Prompt: Here are records with pictures in them. Copy all of them exactly and leave the pictures out.

Material for this task:
##########

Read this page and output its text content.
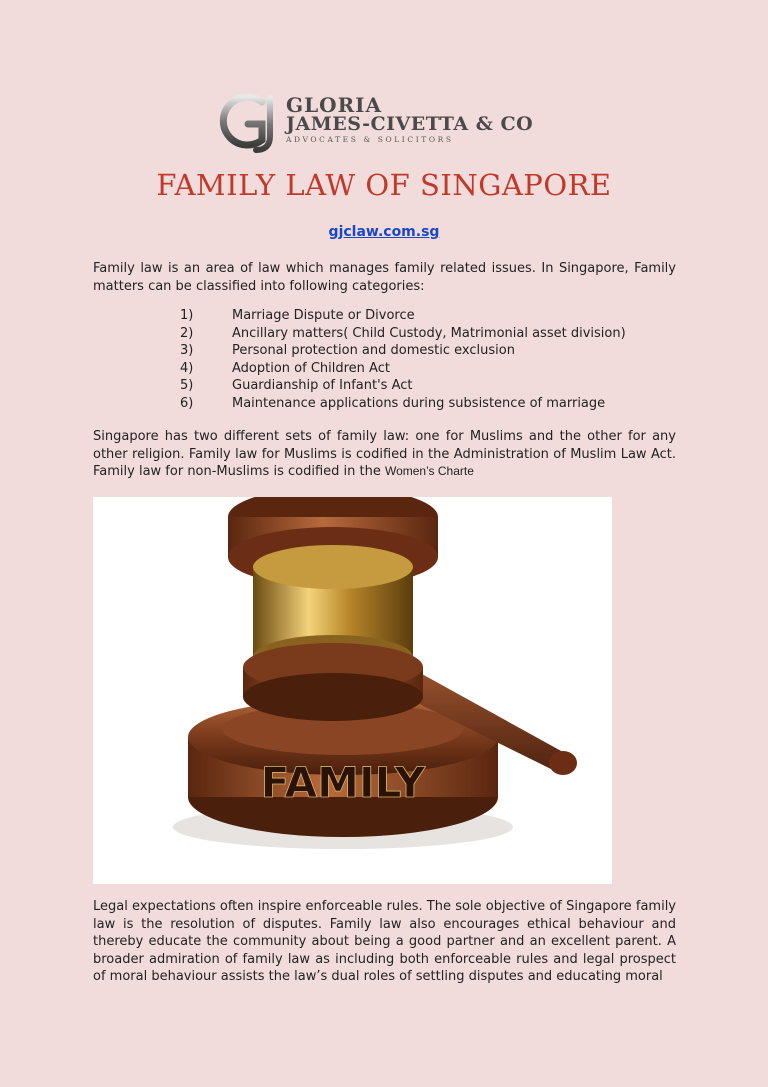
GLORIA
JAMES-CIVETTA & CO
ADVOCATES & SOLICITORS
FAMILY LAW OF SINGAPORE
gjclaw.com.sg

Family law is an area of law which manages family related issues. In Singapore, Family matters can be classified into following categories:

1)	Marriage Dispute or Divorce
2)	Ancillary matters( Child Custody, Matrimonial asset division)
3)	Personal protection and domestic exclusion
4)	Adoption of Children Act
5)	Guardianship of Infant's Act
6)	Maintenance applications during subsistence of marriage

Singapore has two different sets of family law: one for Muslims and the other for any other religion. Family law for Muslims is codified in the Administration of Muslim Law Act. Family law for non-Muslims is codified in the Women’s Charte

FAMILY

Legal expectations often inspire enforceable rules. The sole objective of Singapore family law is the resolution of disputes. Family law also encourages ethical behaviour and thereby educate the community about being a good partner and an excellent parent. A broader admiration of family law as including both enforceable rules and legal prospect of moral behaviour assists the law’s dual roles of settling disputes and educating moral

##########

Solution to this exercise:
Read this page and output its text content.
GLORIA
JAMES-CIVETTA & CO
ADVOCATES & SOLICITORS
FAMILY LAW OF SINGAPORE
gjclaw.com.sg

Family law is an area of law which manages family related issues. In Singapore, Family matters can be classified into following categories:

1)	Marriage Dispute or Divorce
2)	Ancillary matters( Child Custody, Matrimonial asset division)
3)	Personal protection and domestic exclusion
4)	Adoption of Children Act
5)	Guardianship of Infant's Act
6)	Maintenance applications during subsistence of marriage

Singapore has two different sets of family law: one for Muslims and the other for any other religion. Family law for Muslims is codified in the Administration of Muslim Law Act. Family law for non-Muslims is codified in the Women’s Charte

FAMILY

Legal expectations often inspire enforceable rules. The sole objective of Singapore family law is the resolution of disputes. Family law also encourages ethical behaviour and thereby educate the community about being a good partner and an excellent parent. A broader admiration of family law as including both enforceable rules and legal prospect of moral behaviour assists the law’s dual roles of settling disputes and educating moral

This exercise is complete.